**Direction:** Each line below must be set down exactly; omit any image you find.

##### Provided entries

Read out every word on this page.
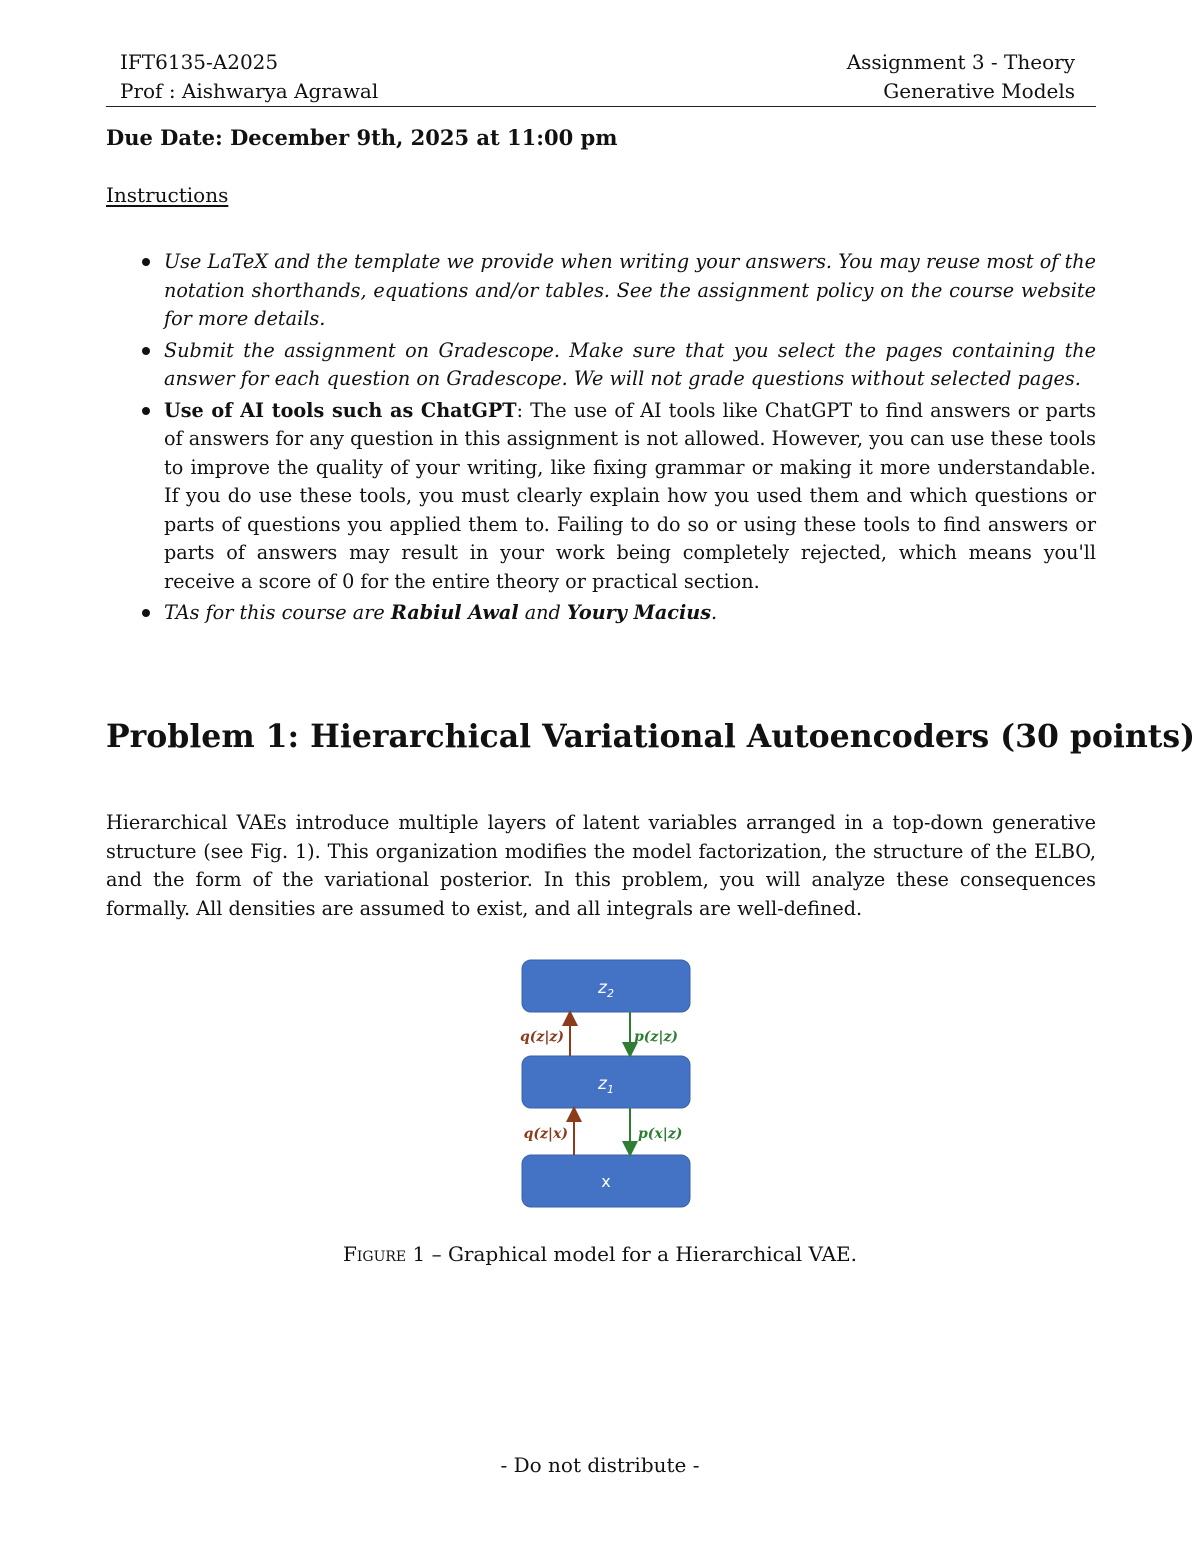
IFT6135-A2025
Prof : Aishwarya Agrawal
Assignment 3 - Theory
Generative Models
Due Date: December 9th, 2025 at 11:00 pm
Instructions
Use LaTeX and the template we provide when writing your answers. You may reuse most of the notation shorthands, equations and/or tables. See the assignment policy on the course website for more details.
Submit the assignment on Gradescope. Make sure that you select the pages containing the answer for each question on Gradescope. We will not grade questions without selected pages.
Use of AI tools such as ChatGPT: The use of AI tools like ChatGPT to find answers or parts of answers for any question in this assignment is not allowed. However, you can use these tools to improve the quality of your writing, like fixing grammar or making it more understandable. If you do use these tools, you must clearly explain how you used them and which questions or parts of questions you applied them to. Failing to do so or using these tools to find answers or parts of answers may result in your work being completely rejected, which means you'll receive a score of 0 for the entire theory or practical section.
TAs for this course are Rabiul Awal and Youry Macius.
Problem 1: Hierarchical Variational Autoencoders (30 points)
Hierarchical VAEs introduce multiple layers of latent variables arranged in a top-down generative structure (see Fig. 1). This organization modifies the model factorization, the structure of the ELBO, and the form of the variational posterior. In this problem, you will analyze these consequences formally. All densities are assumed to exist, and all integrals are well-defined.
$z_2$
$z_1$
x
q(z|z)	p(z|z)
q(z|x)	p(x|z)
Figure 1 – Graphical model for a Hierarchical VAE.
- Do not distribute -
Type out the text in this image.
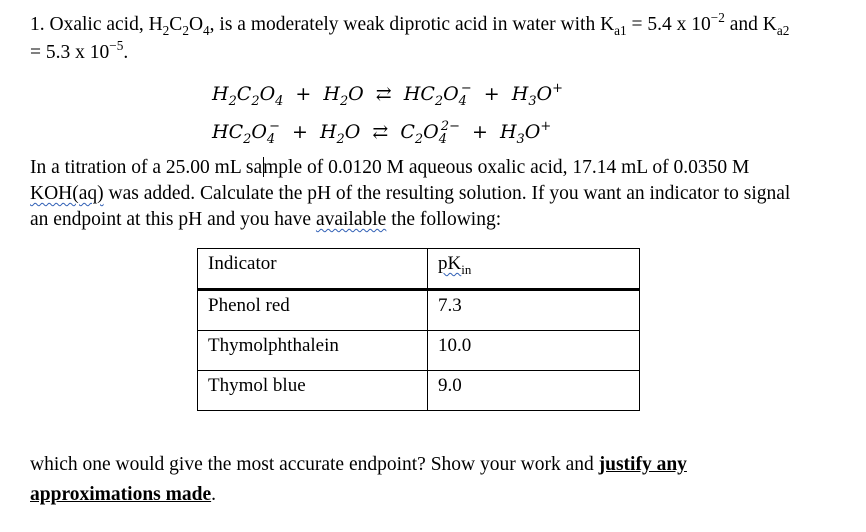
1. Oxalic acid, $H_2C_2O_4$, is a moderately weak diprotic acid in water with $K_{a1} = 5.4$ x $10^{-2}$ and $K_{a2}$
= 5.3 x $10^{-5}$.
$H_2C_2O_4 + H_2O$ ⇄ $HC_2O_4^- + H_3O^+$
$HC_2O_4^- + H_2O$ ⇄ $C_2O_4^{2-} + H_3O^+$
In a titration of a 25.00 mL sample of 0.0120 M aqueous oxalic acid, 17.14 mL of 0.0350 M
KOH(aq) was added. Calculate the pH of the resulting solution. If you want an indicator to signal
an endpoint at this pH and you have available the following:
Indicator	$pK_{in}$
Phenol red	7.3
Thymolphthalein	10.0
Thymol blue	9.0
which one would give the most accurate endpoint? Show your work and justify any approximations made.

##########

**Exercise response:**
Read out every word on this page.
IFT6135-A2025
Prof : Aishwarya Agrawal
Assignment 3 - Theory
Generative Models
Due Date: December 9th, 2025 at 11:00 pm
Instructions
Use LaTeX and the template we provide when writing your answers. You may reuse most of the notation shorthands, equations and/or tables. See the assignment policy on the course website for more details.
Submit the assignment on Gradescope. Make sure that you select the pages containing the answer for each question on Gradescope. We will not grade questions without selected pages.
Use of AI tools such as ChatGPT: The use of AI tools like ChatGPT to find answers or parts of answers for any question in this assignment is not allowed. However, you can use these tools to improve the quality of your writing, like fixing grammar or making it more understandable. If you do use these tools, you must clearly explain how you used them and which questions or parts of questions you applied them to. Failing to do so or using these tools to find answers or parts of answers may result in your work being completely rejected, which means you'll receive a score of 0 for the entire theory or practical section.
TAs for this course are Rabiul Awal and Youry Macius.
Problem 1: Hierarchical Variational Autoencoders (30 points)
Hierarchical VAEs introduce multiple layers of latent variables arranged in a top-down generative structure (see Fig. 1). This organization modifies the model factorization, the structure of the ELBO, and the form of the variational posterior. In this problem, you will analyze these consequences formally. All densities are assumed to exist, and all integrals are well-defined.
$z_2$
$z_1$
x
q(z|z)	p(z|z)
q(z|x)	p(x|z)
Figure 1 – Graphical model for a Hierarchical VAE.
- Do not distribute -
Type out the text in this image.
1. Oxalic acid, $H_2C_2O_4$, is a moderately weak diprotic acid in water with $K_{a1} = 5.4$ x $10^{-2}$ and $K_{a2}$
= 5.3 x $10^{-5}$.
$H_2C_2O_4 + H_2O$ ⇄ $HC_2O_4^- + H_3O^+$
$HC_2O_4^- + H_2O$ ⇄ $C_2O_4^{2-} + H_3O^+$
In a titration of a 25.00 mL sample of 0.0120 M aqueous oxalic acid, 17.14 mL of 0.0350 M
KOH(aq) was added. Calculate the pH of the resulting solution. If you want an indicator to signal
an endpoint at this pH and you have available the following:
Indicator	$pK_{in}$
Phenol red	7.3
Thymolphthalein	10.0
Thymol blue	9.0
which one would give the most accurate endpoint? Show your work and justify any approximations made.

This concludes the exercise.